Exercise: Write the material out again in full, word for word. Do not include the pictures.
# START OF Data to process
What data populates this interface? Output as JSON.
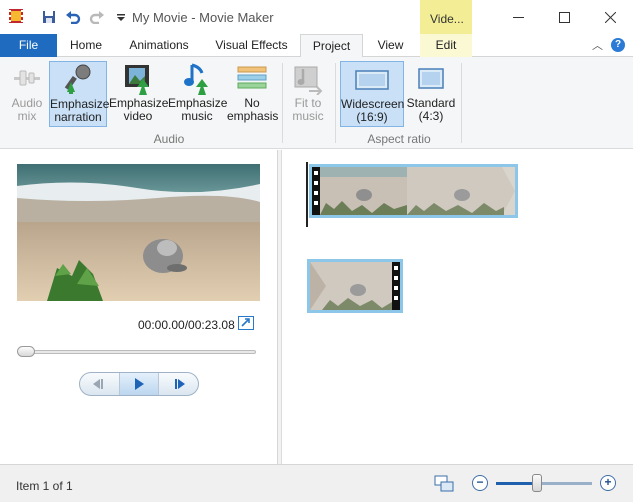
{
  "window": {
    "title": "My Movie - Movie Maker",
    "contextual_tab_group": "Vide..."
  },
  "tabs": [
    {
      "label": "File"
    },
    {
      "label": "Home"
    },
    {
      "label": "Animations"
    },
    {
      "label": "Visual Effects"
    },
    {
      "label": "Project"
    },
    {
      "label": "View"
    },
    {
      "label": "Edit"
    }
  ],
  "ribbon": {
    "audio_group_label": "Audio",
    "aspect_group_label": "Aspect ratio",
    "buttons": [
      {
        "line1": "Audio",
        "line2": "mix",
        "icon": "audio-mix-icon",
        "state": "disabled"
      },
      {
        "line1": "Emphasize",
        "line2": "narration",
        "icon": "microphone-icon",
        "state": "selected"
      },
      {
        "line1": "Emphasize",
        "line2": "video",
        "icon": "film-icon",
        "state": "normal"
      },
      {
        "line1": "Emphasize",
        "line2": "music",
        "icon": "music-note-icon",
        "state": "normal"
      },
      {
        "line1": "No",
        "line2": "emphasis",
        "icon": "no-emphasis-icon",
        "state": "normal"
      },
      {
        "line1": "Fit to",
        "line2": "music",
        "icon": "fit-to-music-icon",
        "state": "disabled"
      },
      {
        "line1": "Widescreen",
        "line2": "(16:9)",
        "icon": "widescreen-icon",
        "state": "selected"
      },
      {
        "line1": "Standard",
        "line2": "(4:3)",
        "icon": "standard-icon",
        "state": "normal"
      }
    ]
  },
  "preview": {
    "timecode": "00:00.00/00:23.08"
  },
  "status": {
    "text": "Item 1 of 1"
  },
  "colors": {
    "file_tab": "#1e6bbf",
    "contextual_highlight": "#f3ee95",
    "selected_button": "#c9e0f7",
    "clip_border": "#8cc6e8"
  }
}
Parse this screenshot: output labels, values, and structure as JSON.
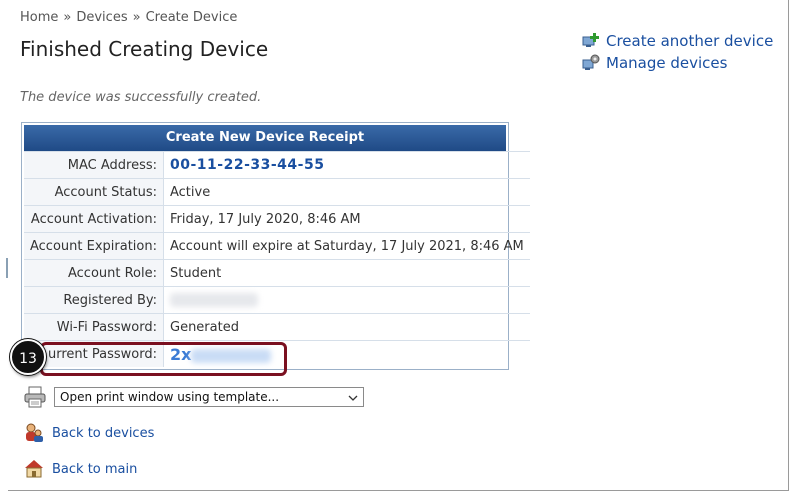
{
  "breadcrumb": {
    "home": "Home",
    "sep1": "»",
    "devices": "Devices",
    "sep2": "»",
    "current": "Create Device"
  },
  "page_title": "Finished Creating Device",
  "success_message": "The device was successfully created.",
  "actions": {
    "create_another": "Create another device",
    "manage": "Manage devices"
  },
  "receipt": {
    "title": "Create New Device Receipt",
    "rows": [
      {
        "label": "MAC Address:",
        "value": "00-11-22-33-44-55"
      },
      {
        "label": "Account Status:",
        "value": "Active"
      },
      {
        "label": "Account Activation:",
        "value": "Friday, 17 July 2020, 8:46 AM"
      },
      {
        "label": "Account Expiration:",
        "value": "Account will expire at Saturday, 17 July 2021, 8:46 AM"
      },
      {
        "label": "Account Role:",
        "value": "Student"
      },
      {
        "label": "Registered By:",
        "value": ""
      },
      {
        "label": "Wi-Fi Password:",
        "value": "Generated"
      },
      {
        "label": "urrent Password:",
        "value": "2x"
      }
    ]
  },
  "callout_number": "13",
  "print": {
    "selected": "Open print window using template..."
  },
  "links": {
    "back_devices": "Back to devices",
    "back_main": "Back to main"
  },
  "colors": {
    "link": "#1a4fa0",
    "header": "#1f4a86",
    "highlight": "#7a1020"
  }
}
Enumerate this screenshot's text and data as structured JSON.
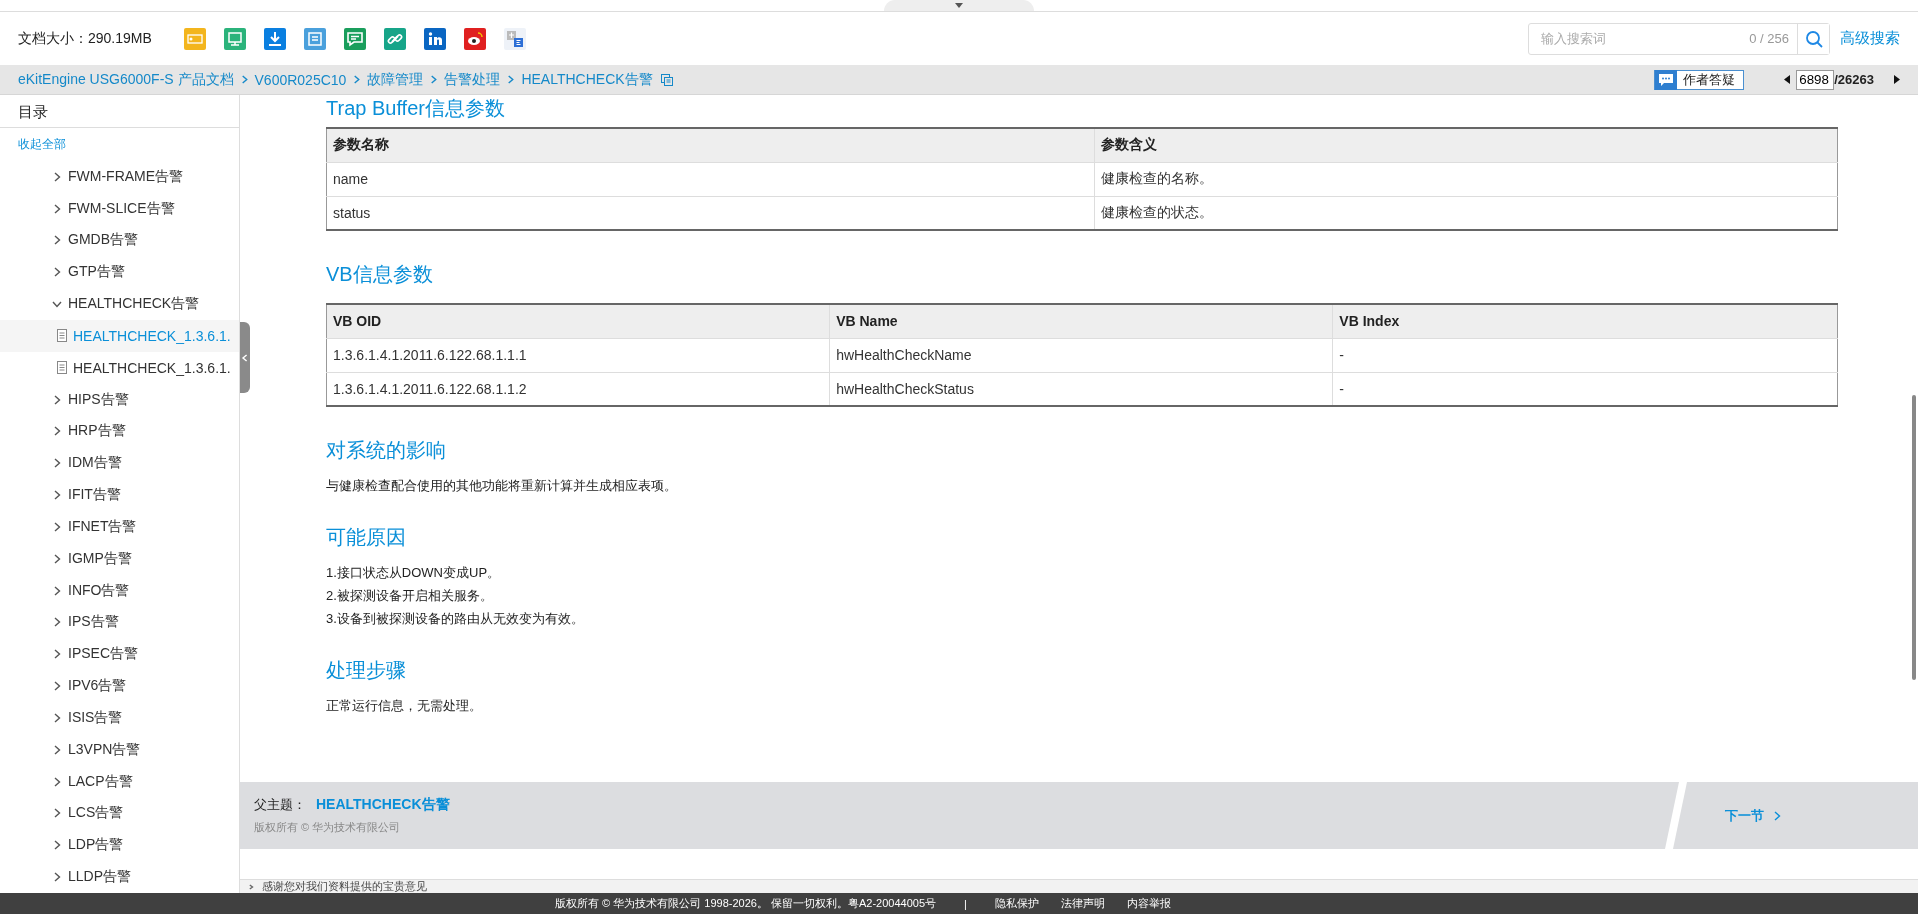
# END OF Data to process
Task output:
What data populates this interface? Output as JSON.
{
  "window": {
    "title": "My Movie - Movie Maker",
    "contextual_tab_group": "Vide..."
  },
  "tabs": [
    {
      "label": "File"
    },
    {
      "label": "Home"
    },
    {
      "label": "Animations"
    },
    {
      "label": "Visual Effects"
    },
    {
      "label": "Project"
    },
    {
      "label": "View"
    },
    {
      "label": "Edit"
    }
  ],
  "ribbon": {
    "audio_group_label": "Audio",
    "aspect_group_label": "Aspect ratio",
    "buttons": [
      {
        "line1": "Audio",
        "line2": "mix",
        "icon": "audio-mix-icon",
        "state": "disabled"
      },
      {
        "line1": "Emphasize",
        "line2": "narration",
        "icon": "microphone-icon",
        "state": "selected"
      },
      {
        "line1": "Emphasize",
        "line2": "video",
        "icon": "film-icon",
        "state": "normal"
      },
      {
        "line1": "Emphasize",
        "line2": "music",
        "icon": "music-note-icon",
        "state": "normal"
      },
      {
        "line1": "No",
        "line2": "emphasis",
        "icon": "no-emphasis-icon",
        "state": "normal"
      },
      {
        "line1": "Fit to",
        "line2": "music",
        "icon": "fit-to-music-icon",
        "state": "disabled"
      },
      {
        "line1": "Widescreen",
        "line2": "(16:9)",
        "icon": "widescreen-icon",
        "state": "selected"
      },
      {
        "line1": "Standard",
        "line2": "(4:3)",
        "icon": "standard-icon",
        "state": "normal"
      }
    ]
  },
  "preview": {
    "timecode": "00:00.00/00:23.08"
  },
  "status": {
    "text": "Item 1 of 1"
  },
  "colors": {
    "file_tab": "#1e6bbf",
    "contextual_highlight": "#f3ee95",
    "selected_button": "#c9e0f7",
    "clip_border": "#8cc6e8"
  }
}
Parse this screenshot: output labels, values, and structure as JSON.
{
  "breadcrumb": {
    "home": "Home",
    "sep1": "»",
    "devices": "Devices",
    "sep2": "»",
    "current": "Create Device"
  },
  "page_title": "Finished Creating Device",
  "success_message": "The device was successfully created.",
  "actions": {
    "create_another": "Create another device",
    "manage": "Manage devices"
  },
  "receipt": {
    "title": "Create New Device Receipt",
    "rows": [
      {
        "label": "MAC Address:",
        "value": "00-11-22-33-44-55"
      },
      {
        "label": "Account Status:",
        "value": "Active"
      },
      {
        "label": "Account Activation:",
        "value": "Friday, 17 July 2020, 8:46 AM"
      },
      {
        "label": "Account Expiration:",
        "value": "Account will expire at Saturday, 17 July 2021, 8:46 AM"
      },
      {
        "label": "Account Role:",
        "value": "Student"
      },
      {
        "label": "Registered By:",
        "value": ""
      },
      {
        "label": "Wi-Fi Password:",
        "value": "Generated"
      },
      {
        "label": "urrent Password:",
        "value": "2x"
      }
    ]
  },
  "callout_number": "13",
  "print": {
    "selected": "Open print window using template..."
  },
  "links": {
    "back_devices": "Back to devices",
    "back_main": "Back to main"
  },
  "colors": {
    "link": "#1a4fa0",
    "header": "#1f4a86",
    "highlight": "#7a1020"
  }
}
Enumerate this screenshot's text and data as structured JSON.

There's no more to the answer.